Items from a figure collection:
--

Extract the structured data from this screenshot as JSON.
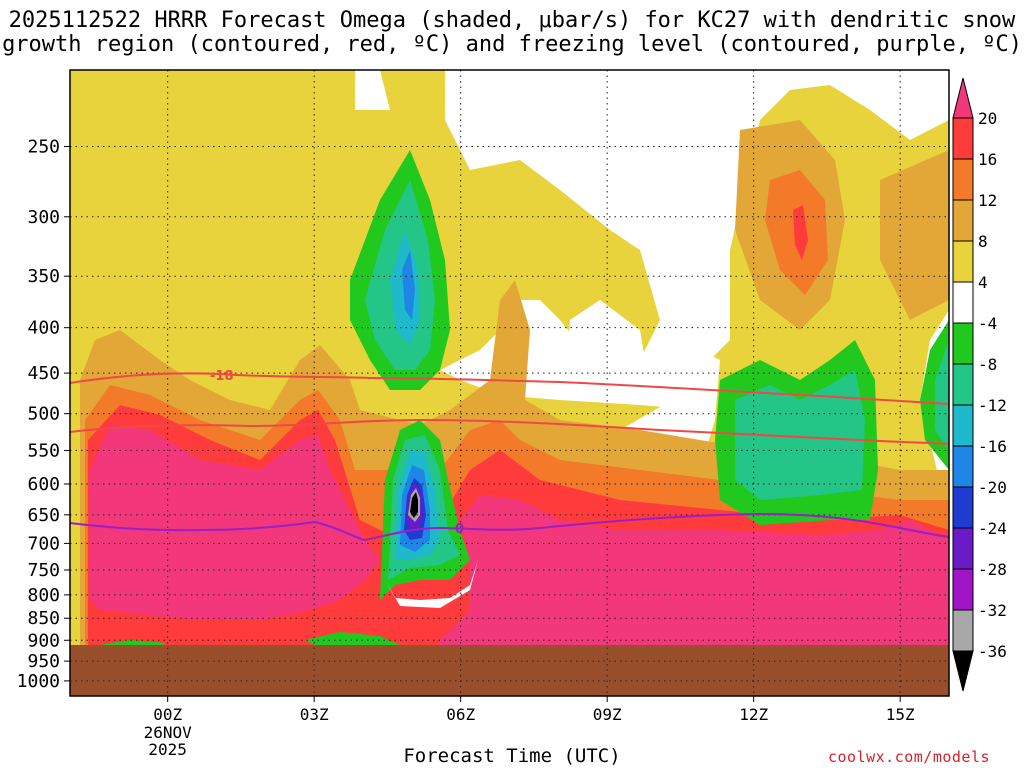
{
  "header": {
    "title_line1": "2025112522 HRRR Forecast Omega (shaded, μbar/s) for KC27 with dendritic snow",
    "title_line2": "growth region (contoured, red, ºC) and freezing level (contoured, purple, ºC)"
  },
  "credit": "coolwx.com/models",
  "chart_data": {
    "type": "heatmap",
    "xlabel": "Forecast Time (UTC)",
    "ylabel": "",
    "y_scale": "log-pressure (inverted)",
    "y_ticks": [
      "250",
      "300",
      "350",
      "400",
      "450",
      "500",
      "550",
      "600",
      "650",
      "700",
      "750",
      "800",
      "850",
      "900",
      "950",
      "1000"
    ],
    "ylim": [
      1000,
      200
    ],
    "x_ticks": [
      "00Z",
      "03Z",
      "06Z",
      "09Z",
      "12Z",
      "15Z"
    ],
    "x_date_label": [
      "26NOV",
      "2025"
    ],
    "xlim": [
      "2025-11-25T22Z",
      "2025-11-26T16Z"
    ],
    "grid": "dotted",
    "colorbar": {
      "levels": [
        20,
        16,
        12,
        8,
        4,
        -4,
        -8,
        -12,
        -16,
        -20,
        -24,
        -28,
        -32,
        -36
      ],
      "colors": [
        "#f2377a",
        "#ff3b3b",
        "#f27a29",
        "#e3a738",
        "#e8d33c",
        "#ffffff",
        "#21c91e",
        "#24c688",
        "#1fb9cc",
        "#1f85e6",
        "#1f3bd0",
        "#6b1ac8",
        "#a214c7",
        "#a8a8a8",
        "#000000"
      ]
    },
    "contours": {
      "dendritic_snow_growth_region": {
        "color": "#f04848",
        "labels": [
          "-18"
        ]
      },
      "freezing_level": {
        "color": "#9b1fc9",
        "labels": [
          "0"
        ]
      }
    },
    "terrain": {
      "color": "#9a4f2c",
      "top_hPa": 920
    }
  }
}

--

→ **Task**:
Your answer should be a single number: the count of lines that contain "Forecast".

→ **Solution**:
2